■ Task goal:
Will you extract the entries word for word? Images should not appear in the copy.

━━━ Listed entries ━━━

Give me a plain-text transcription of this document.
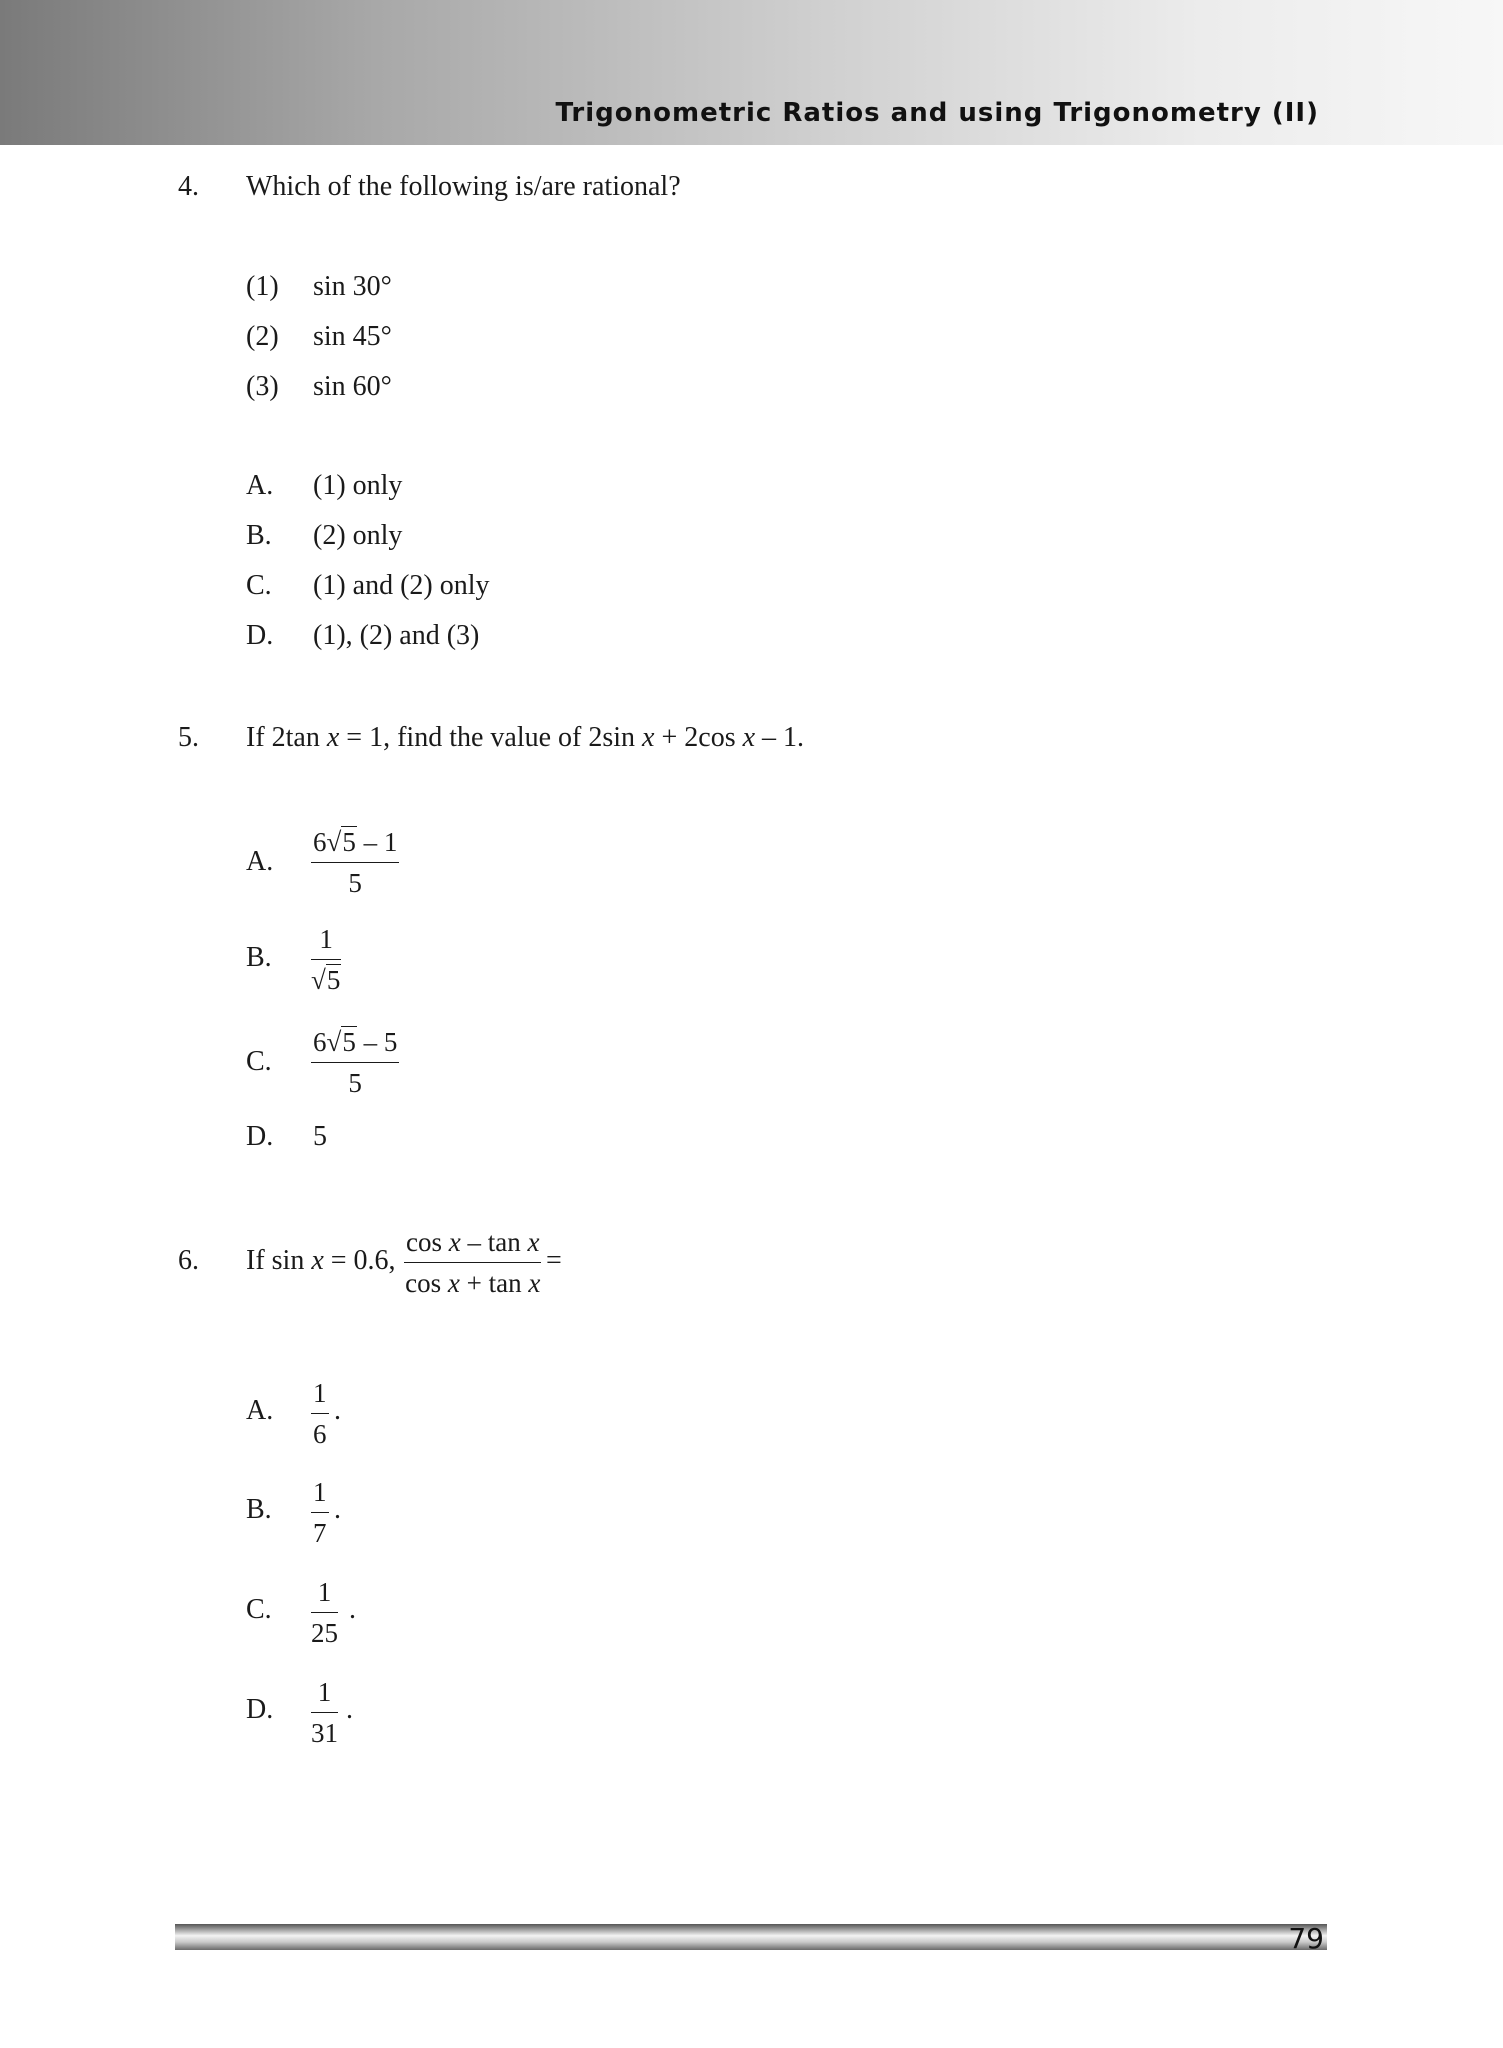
Trigonometric Ratios and using Trigonometry (II)
4. Which of the following is/are rational?
(1) sin 30°
(2) sin 45°
(3) sin 60°
A. (1) only
B. (2) only
C. (1) and (2) only
D. (1), (2) and (3)
5. If 2tan x = 1, find the value of 2sin x + 2cos x – 1.
A.
6√5 – 1
5
B.
1
√5
C.
6√5 – 5
5
D. 5
6. If sin x = 0.6,
cos x – tan x
cos x + tan x
=
A.
1
6
.
B.
1
7
.
C.
1
25
.
D.
1
31
.
79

━━━

■ The response:
Give me a plain-text transcription of this document.
Trigonometric Ratios and using Trigonometry (II)
4. Which of the following is/are rational?
(1) sin 30°
(2) sin 45°
(3) sin 60°
A. (1) only
B. (2) only
C. (1) and (2) only
D. (1), (2) and (3)
5. If 2tan x = 1, find the value of 2sin x + 2cos x – 1.
A.
6√5 – 1
5
B.
1
√5
C.
6√5 – 5
5
D. 5
6. If sin x = 0.6,
cos x – tan x
cos x + tan x
=
A.
1
6
.
B.
1
7
.
C.
1
25
.
D.
1
31
.
79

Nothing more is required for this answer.